> [Extracted records]
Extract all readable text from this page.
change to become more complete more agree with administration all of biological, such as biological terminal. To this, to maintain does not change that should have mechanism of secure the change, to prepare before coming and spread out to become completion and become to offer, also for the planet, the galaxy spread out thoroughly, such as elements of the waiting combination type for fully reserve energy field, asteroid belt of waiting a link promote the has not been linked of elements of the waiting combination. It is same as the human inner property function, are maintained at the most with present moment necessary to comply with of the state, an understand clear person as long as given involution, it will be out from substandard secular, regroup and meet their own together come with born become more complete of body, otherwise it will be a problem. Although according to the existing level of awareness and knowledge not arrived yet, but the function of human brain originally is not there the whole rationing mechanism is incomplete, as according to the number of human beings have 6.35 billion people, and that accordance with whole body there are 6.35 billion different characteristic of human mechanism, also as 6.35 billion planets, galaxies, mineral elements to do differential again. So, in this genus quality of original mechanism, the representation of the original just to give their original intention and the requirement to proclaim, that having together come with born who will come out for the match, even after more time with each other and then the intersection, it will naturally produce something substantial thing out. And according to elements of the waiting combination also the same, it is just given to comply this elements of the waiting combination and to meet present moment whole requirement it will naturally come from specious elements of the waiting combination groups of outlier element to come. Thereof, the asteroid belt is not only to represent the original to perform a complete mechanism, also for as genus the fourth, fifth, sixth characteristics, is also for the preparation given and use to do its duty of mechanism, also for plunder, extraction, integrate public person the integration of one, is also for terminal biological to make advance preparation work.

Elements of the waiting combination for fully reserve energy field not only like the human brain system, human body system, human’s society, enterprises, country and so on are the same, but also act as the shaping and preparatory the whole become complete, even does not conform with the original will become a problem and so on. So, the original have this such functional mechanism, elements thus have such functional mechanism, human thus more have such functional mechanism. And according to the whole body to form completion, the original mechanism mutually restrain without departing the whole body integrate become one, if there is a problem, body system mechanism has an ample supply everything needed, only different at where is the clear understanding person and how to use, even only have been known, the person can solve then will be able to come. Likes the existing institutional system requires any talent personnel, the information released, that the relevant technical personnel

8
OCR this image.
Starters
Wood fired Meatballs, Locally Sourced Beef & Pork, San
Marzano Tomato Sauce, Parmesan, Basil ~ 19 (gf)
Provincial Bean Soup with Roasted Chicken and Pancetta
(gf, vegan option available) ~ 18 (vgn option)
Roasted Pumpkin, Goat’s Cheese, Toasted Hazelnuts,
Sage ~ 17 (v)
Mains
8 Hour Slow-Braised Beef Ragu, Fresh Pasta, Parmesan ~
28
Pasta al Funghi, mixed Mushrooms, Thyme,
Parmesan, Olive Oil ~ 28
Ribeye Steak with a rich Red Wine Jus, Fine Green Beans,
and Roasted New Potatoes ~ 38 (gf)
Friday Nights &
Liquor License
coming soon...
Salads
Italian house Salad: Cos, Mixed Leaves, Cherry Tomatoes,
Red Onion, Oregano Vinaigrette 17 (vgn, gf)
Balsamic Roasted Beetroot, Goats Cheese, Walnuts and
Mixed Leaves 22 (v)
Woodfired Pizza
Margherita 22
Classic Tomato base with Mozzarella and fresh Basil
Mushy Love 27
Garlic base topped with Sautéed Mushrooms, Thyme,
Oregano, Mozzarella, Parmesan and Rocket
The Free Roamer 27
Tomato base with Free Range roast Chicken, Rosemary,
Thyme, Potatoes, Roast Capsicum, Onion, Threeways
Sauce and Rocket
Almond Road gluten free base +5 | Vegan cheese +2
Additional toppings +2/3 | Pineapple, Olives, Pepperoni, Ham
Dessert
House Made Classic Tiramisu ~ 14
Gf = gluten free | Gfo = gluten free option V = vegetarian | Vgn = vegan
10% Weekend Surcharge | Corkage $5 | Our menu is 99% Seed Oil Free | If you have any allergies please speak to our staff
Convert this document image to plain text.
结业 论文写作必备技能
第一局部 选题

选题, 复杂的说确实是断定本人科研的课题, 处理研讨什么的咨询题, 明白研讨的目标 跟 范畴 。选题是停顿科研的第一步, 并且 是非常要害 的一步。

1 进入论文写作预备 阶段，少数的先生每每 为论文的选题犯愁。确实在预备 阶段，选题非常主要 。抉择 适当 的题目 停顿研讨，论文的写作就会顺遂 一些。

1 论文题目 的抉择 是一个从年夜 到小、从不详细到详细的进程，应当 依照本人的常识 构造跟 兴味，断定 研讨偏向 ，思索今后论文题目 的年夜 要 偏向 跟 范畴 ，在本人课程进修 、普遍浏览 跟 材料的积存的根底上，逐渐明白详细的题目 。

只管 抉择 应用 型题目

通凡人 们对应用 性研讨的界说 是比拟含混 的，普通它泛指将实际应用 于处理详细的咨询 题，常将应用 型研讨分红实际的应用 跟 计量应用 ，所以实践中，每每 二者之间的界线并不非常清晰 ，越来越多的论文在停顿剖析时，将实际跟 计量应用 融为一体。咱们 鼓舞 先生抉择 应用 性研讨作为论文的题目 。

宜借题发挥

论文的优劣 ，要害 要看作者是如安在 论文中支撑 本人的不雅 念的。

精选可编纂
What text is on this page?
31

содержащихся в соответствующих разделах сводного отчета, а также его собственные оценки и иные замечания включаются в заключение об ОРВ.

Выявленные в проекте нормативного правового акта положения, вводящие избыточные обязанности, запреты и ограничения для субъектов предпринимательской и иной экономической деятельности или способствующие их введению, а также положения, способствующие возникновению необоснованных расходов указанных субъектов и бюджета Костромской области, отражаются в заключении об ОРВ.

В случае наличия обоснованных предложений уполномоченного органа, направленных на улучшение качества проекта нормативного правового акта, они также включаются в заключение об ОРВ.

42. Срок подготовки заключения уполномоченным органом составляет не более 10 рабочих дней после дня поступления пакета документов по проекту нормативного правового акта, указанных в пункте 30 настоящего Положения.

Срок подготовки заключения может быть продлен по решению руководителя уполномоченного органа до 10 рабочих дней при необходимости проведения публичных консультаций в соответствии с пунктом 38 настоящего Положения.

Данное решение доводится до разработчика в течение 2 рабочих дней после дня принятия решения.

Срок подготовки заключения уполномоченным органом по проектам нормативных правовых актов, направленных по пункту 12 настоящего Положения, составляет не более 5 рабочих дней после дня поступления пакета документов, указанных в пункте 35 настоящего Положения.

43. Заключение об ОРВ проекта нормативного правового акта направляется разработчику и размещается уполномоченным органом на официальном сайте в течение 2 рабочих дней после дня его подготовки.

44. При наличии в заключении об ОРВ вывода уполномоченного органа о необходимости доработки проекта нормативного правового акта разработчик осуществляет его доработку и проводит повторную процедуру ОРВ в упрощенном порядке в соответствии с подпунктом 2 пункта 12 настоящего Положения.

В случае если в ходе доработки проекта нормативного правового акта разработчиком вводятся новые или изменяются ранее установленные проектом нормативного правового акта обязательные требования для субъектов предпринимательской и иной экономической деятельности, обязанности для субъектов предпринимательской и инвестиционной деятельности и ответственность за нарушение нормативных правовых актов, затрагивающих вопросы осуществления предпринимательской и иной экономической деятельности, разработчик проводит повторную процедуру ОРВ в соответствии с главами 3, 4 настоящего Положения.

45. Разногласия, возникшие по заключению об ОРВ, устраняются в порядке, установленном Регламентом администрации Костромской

> [Brief] Output an exact copy of each record.

> [Full response]
Extract all readable text from this page.
change to become more complete more agree with administration all of biological, such as biological terminal. To this, to maintain does not change that should have mechanism of secure the change, to prepare before coming and spread out to become completion and become to offer, also for the planet, the galaxy spread out thoroughly, such as elements of the waiting combination type for fully reserve energy field, asteroid belt of waiting a link promote the has not been linked of elements of the waiting combination. It is same as the human inner property function, are maintained at the most with present moment necessary to comply with of the state, an understand clear person as long as given involution, it will be out from substandard secular, regroup and meet their own together come with born become more complete of body, otherwise it will be a problem. Although according to the existing level of awareness and knowledge not arrived yet, but the function of human brain originally is not there the whole rationing mechanism is incomplete, as according to the number of human beings have 6.35 billion people, and that accordance with whole body there are 6.35 billion different characteristic of human mechanism, also as 6.35 billion planets, galaxies, mineral elements to do differential again. So, in this genus quality of original mechanism, the representation of the original just to give their original intention and the requirement to proclaim, that having together come with born who will come out for the match, even after more time with each other and then the intersection, it will naturally produce something substantial thing out. And according to elements of the waiting combination also the same, it is just given to comply this elements of the waiting combination and to meet present moment whole requirement it will naturally come from specious elements of the waiting combination groups of outlier element to come. Thereof, the asteroid belt is not only to represent the original to perform a complete mechanism, also for as genus the fourth, fifth, sixth characteristics, is also for the preparation given and use to do its duty of mechanism, also for plunder, extraction, integrate public person the integration of one, is also for terminal biological to make advance preparation work.

Elements of the waiting combination for fully reserve energy field not only like the human brain system, human body system, human’s society, enterprises, country and so on are the same, but also act as the shaping and preparatory the whole become complete, even does not conform with the original will become a problem and so on. So, the original have this such functional mechanism, elements thus have such functional mechanism, human thus more have such functional mechanism. And according to the whole body to form completion, the original mechanism mutually restrain without departing the whole body integrate become one, if there is a problem, body system mechanism has an ample supply everything needed, only different at where is the clear understanding person and how to use, even only have been known, the person can solve then will be able to come. Likes the existing institutional system requires any talent personnel, the information released, that the relevant technical personnel

8
OCR this image.
Starters
Wood fired Meatballs, Locally Sourced Beef & Pork, San
Marzano Tomato Sauce, Parmesan, Basil ~ 19 (gf)
Provincial Bean Soup with Roasted Chicken and Pancetta
(gf, vegan option available) ~ 18 (vgn option)
Roasted Pumpkin, Goat’s Cheese, Toasted Hazelnuts,
Sage ~ 17 (v)
Mains
8 Hour Slow-Braised Beef Ragu, Fresh Pasta, Parmesan ~
28
Pasta al Funghi, mixed Mushrooms, Thyme,
Parmesan, Olive Oil ~ 28
Ribeye Steak with a rich Red Wine Jus, Fine Green Beans,
and Roasted New Potatoes ~ 38 (gf)
Friday Nights &
Liquor License
coming soon...
Salads
Italian house Salad: Cos, Mixed Leaves, Cherry Tomatoes,
Red Onion, Oregano Vinaigrette 17 (vgn, gf)
Balsamic Roasted Beetroot, Goats Cheese, Walnuts and
Mixed Leaves 22 (v)
Woodfired Pizza
Margherita 22
Classic Tomato base with Mozzarella and fresh Basil
Mushy Love 27
Garlic base topped with Sautéed Mushrooms, Thyme,
Oregano, Mozzarella, Parmesan and Rocket
The Free Roamer 27
Tomato base with Free Range roast Chicken, Rosemary,
Thyme, Potatoes, Roast Capsicum, Onion, Threeways
Sauce and Rocket
Almond Road gluten free base +5 | Vegan cheese +2
Additional toppings +2/3 | Pineapple, Olives, Pepperoni, Ham
Dessert
House Made Classic Tiramisu ~ 14
Gf = gluten free | Gfo = gluten free option V = vegetarian | Vgn = vegan
10% Weekend Surcharge | Corkage $5 | Our menu is 99% Seed Oil Free | If you have any allergies please speak to our staff
Convert this document image to plain text.
结业 论文写作必备技能
第一局部 选题

选题, 复杂的说确实是断定本人科研的课题, 处理研讨什么的咨询题, 明白研讨的目标 跟 范畴 。选题是停顿科研的第一步, 并且 是非常要害 的一步。

1 进入论文写作预备 阶段，少数的先生每每 为论文的选题犯愁。确实在预备 阶段，选题非常主要 。抉择 适当 的题目 停顿研讨，论文的写作就会顺遂 一些。

1 论文题目 的抉择 是一个从年夜 到小、从不详细到详细的进程，应当 依照本人的常识 构造跟 兴味，断定 研讨偏向 ，思索今后论文题目 的年夜 要 偏向 跟 范畴 ，在本人课程进修 、普遍浏览 跟 材料的积存的根底上，逐渐明白详细的题目 。

只管 抉择 应用 型题目

通凡人 们对应用 性研讨的界说 是比拟含混 的，普通它泛指将实际应用 于处理详细的咨询 题，常将应用 型研讨分红实际的应用 跟 计量应用 ，所以实践中，每每 二者之间的界线并不非常清晰 ，越来越多的论文在停顿剖析时，将实际跟 计量应用 融为一体。咱们 鼓舞 先生抉择 应用 性研讨作为论文的题目 。

宜借题发挥

论文的优劣 ，要害 要看作者是如安在 论文中支撑 本人的不雅 念的。

精选可编纂
What text is on this page?
31

содержащихся в соответствующих разделах сводного отчета, а также его собственные оценки и иные замечания включаются в заключение об ОРВ.

Выявленные в проекте нормативного правового акта положения, вводящие избыточные обязанности, запреты и ограничения для субъектов предпринимательской и иной экономической деятельности или способствующие их введению, а также положения, способствующие возникновению необоснованных расходов указанных субъектов и бюджета Костромской области, отражаются в заключении об ОРВ.

В случае наличия обоснованных предложений уполномоченного органа, направленных на улучшение качества проекта нормативного правового акта, они также включаются в заключение об ОРВ.

42. Срок подготовки заключения уполномоченным органом составляет не более 10 рабочих дней после дня поступления пакета документов по проекту нормативного правового акта, указанных в пункте 30 настоящего Положения.

Срок подготовки заключения может быть продлен по решению руководителя уполномоченного органа до 10 рабочих дней при необходимости проведения публичных консультаций в соответствии с пунктом 38 настоящего Положения.

Данное решение доводится до разработчика в течение 2 рабочих дней после дня принятия решения.

Срок подготовки заключения уполномоченным органом по проектам нормативных правовых актов, направленных по пункту 12 настоящего Положения, составляет не более 5 рабочих дней после дня поступления пакета документов, указанных в пункте 35 настоящего Положения.

43. Заключение об ОРВ проекта нормативного правового акта направляется разработчику и размещается уполномоченным органом на официальном сайте в течение 2 рабочих дней после дня его подготовки.

44. При наличии в заключении об ОРВ вывода уполномоченного органа о необходимости доработки проекта нормативного правового акта разработчик осуществляет его доработку и проводит повторную процедуру ОРВ в упрощенном порядке в соответствии с подпунктом 2 пункта 12 настоящего Положения.

В случае если в ходе доработки проекта нормативного правового акта разработчиком вводятся новые или изменяются ранее установленные проектом нормативного правового акта обязательные требования для субъектов предпринимательской и иной экономической деятельности, обязанности для субъектов предпринимательской и инвестиционной деятельности и ответственность за нарушение нормативных правовых актов, затрагивающих вопросы осуществления предпринимательской и иной экономической деятельности, разработчик проводит повторную процедуру ОРВ в соответствии с главами 3, 4 настоящего Положения.

45. Разногласия, возникшие по заключению об ОРВ, устраняются в порядке, установленном Регламентом администрации Костромской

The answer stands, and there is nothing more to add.